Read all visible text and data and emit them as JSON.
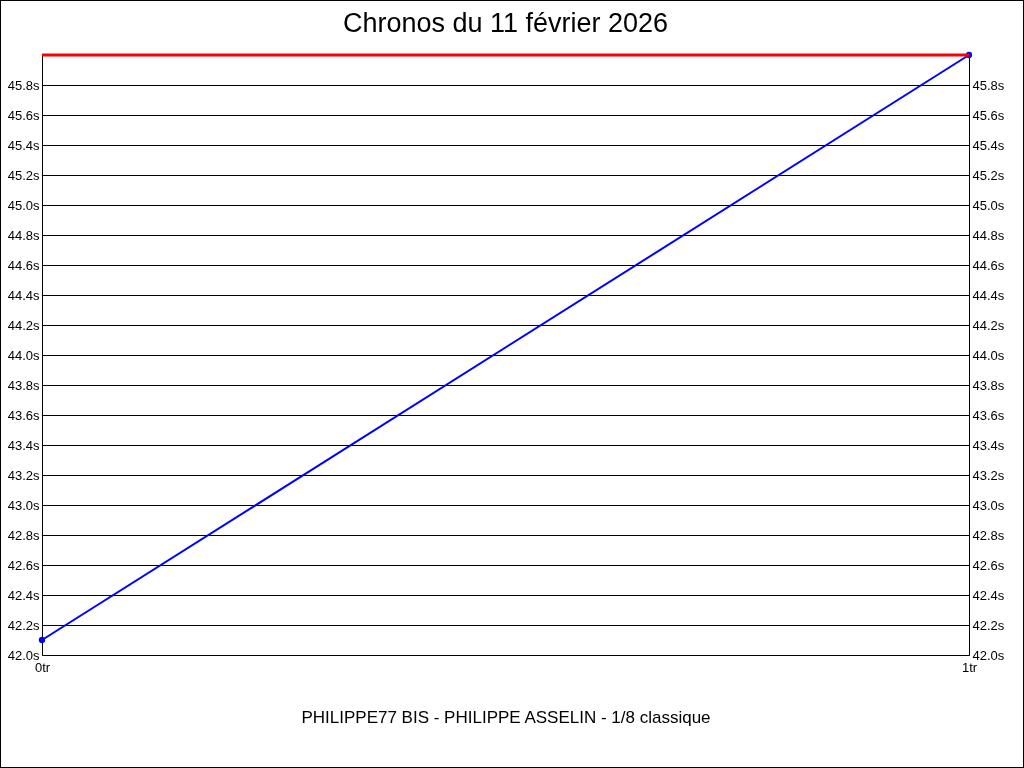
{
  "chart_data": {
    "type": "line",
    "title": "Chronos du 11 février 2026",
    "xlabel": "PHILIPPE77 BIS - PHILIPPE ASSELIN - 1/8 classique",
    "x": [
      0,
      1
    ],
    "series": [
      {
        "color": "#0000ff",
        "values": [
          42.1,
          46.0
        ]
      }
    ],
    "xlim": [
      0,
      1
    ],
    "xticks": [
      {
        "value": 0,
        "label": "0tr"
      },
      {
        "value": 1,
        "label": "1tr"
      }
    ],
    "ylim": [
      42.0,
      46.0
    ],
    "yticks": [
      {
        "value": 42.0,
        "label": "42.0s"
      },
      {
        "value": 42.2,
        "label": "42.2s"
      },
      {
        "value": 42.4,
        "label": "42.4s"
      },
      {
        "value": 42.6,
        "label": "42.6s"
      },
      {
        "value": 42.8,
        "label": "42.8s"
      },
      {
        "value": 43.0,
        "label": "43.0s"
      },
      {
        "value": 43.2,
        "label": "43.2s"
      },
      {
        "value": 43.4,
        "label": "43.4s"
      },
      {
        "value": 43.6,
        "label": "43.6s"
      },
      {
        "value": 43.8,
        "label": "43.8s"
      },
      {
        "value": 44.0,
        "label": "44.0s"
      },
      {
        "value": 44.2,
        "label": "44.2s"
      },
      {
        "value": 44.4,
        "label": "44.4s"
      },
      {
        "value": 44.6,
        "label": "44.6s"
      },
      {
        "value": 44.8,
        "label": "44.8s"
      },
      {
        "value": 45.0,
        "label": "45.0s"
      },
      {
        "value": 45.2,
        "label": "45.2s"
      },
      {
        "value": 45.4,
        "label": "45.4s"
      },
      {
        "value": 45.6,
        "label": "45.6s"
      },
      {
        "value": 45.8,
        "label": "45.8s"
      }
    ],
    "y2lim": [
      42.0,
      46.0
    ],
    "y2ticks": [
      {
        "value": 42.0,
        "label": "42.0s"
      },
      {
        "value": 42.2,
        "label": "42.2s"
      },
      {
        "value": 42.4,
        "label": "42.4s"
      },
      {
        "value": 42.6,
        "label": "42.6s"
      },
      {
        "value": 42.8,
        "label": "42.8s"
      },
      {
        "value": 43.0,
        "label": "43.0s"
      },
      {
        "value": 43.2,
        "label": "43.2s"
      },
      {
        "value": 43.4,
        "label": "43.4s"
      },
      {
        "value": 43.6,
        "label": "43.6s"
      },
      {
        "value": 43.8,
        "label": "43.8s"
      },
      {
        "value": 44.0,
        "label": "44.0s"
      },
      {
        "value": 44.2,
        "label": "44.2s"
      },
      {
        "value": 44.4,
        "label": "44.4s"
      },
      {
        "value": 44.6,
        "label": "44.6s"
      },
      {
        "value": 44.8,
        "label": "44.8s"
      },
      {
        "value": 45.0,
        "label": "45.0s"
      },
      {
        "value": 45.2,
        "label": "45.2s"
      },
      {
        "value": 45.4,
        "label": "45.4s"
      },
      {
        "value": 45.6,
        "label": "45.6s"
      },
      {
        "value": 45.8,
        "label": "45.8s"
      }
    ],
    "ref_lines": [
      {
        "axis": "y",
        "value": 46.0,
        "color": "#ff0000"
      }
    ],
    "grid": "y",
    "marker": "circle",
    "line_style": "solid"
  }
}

————————

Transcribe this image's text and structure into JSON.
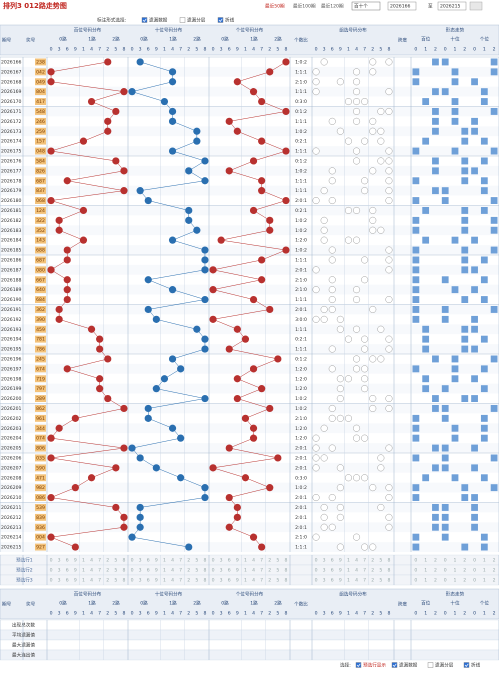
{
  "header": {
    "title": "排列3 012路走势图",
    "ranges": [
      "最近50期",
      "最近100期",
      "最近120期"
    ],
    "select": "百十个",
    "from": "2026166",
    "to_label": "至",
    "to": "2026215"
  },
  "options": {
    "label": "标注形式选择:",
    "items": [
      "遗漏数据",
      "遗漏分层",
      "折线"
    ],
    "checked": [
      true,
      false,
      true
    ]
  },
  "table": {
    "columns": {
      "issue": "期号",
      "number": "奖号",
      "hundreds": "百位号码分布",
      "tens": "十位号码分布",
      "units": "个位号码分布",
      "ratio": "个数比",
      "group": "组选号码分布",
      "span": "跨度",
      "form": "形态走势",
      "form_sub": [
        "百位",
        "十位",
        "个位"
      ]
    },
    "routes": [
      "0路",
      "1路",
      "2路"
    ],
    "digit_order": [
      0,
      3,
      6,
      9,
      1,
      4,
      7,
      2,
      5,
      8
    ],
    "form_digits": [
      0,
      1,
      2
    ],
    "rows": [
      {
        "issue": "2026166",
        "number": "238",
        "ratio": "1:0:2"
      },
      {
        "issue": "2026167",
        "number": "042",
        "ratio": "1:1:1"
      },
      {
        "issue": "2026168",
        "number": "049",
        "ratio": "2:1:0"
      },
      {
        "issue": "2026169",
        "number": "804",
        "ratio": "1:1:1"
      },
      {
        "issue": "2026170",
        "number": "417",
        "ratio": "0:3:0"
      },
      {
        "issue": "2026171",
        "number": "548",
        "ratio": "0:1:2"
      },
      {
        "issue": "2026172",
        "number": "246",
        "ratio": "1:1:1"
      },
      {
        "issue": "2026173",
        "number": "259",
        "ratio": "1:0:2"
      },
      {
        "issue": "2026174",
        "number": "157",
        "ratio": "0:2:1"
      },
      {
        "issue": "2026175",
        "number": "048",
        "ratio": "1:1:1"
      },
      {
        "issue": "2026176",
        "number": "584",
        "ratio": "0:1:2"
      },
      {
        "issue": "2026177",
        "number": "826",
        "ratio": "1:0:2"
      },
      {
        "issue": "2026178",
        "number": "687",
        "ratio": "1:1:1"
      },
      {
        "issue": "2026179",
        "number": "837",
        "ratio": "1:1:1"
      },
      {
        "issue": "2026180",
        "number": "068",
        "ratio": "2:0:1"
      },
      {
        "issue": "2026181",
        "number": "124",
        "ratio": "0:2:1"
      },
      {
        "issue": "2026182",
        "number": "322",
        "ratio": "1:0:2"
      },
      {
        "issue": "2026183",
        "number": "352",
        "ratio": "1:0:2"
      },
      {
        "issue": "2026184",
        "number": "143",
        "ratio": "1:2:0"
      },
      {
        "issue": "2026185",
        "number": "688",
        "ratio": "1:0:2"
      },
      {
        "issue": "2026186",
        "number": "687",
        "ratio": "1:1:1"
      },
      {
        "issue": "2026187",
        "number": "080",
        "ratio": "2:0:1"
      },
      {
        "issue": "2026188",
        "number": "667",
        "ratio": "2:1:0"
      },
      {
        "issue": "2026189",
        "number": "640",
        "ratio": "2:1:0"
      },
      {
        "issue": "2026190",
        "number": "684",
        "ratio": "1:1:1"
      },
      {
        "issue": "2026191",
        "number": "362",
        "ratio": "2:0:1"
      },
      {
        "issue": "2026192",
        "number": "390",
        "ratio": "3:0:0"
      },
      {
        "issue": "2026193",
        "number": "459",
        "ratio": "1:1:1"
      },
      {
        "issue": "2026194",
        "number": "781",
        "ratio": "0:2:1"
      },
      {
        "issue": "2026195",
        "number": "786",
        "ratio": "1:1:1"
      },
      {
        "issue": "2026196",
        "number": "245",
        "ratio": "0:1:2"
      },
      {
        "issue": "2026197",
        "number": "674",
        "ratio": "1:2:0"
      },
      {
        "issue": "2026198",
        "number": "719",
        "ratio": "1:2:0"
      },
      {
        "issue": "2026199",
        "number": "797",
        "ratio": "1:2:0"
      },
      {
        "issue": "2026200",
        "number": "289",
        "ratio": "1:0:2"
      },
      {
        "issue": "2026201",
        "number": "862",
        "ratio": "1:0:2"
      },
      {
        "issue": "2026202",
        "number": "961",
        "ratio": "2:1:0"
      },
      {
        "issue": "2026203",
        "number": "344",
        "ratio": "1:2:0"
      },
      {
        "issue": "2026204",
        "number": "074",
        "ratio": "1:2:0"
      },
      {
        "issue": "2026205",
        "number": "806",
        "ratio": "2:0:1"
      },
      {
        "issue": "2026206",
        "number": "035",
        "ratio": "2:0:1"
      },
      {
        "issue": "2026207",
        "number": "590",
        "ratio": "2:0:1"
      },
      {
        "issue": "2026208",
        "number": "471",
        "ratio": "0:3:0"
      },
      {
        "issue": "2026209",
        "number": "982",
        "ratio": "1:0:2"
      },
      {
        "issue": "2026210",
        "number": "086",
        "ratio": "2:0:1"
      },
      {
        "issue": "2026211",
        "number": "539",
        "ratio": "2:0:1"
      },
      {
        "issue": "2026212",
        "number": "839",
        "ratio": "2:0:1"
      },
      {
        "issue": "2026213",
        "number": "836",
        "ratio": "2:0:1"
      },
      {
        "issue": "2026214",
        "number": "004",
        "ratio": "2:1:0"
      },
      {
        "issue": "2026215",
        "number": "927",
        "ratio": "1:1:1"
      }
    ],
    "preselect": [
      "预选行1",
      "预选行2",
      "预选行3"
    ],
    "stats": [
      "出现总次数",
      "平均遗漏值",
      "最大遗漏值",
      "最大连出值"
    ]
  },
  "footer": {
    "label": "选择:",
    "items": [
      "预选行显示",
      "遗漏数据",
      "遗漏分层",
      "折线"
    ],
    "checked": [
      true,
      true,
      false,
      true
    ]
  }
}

————————

> **REQUIRED TASK**
Gather up every line from the listing above in which the word "title" occurs.

> **RESULT OF THIS TASK**
    "title": "Chronos du 11 février 2026",
    "title": "排列3 012路走势图",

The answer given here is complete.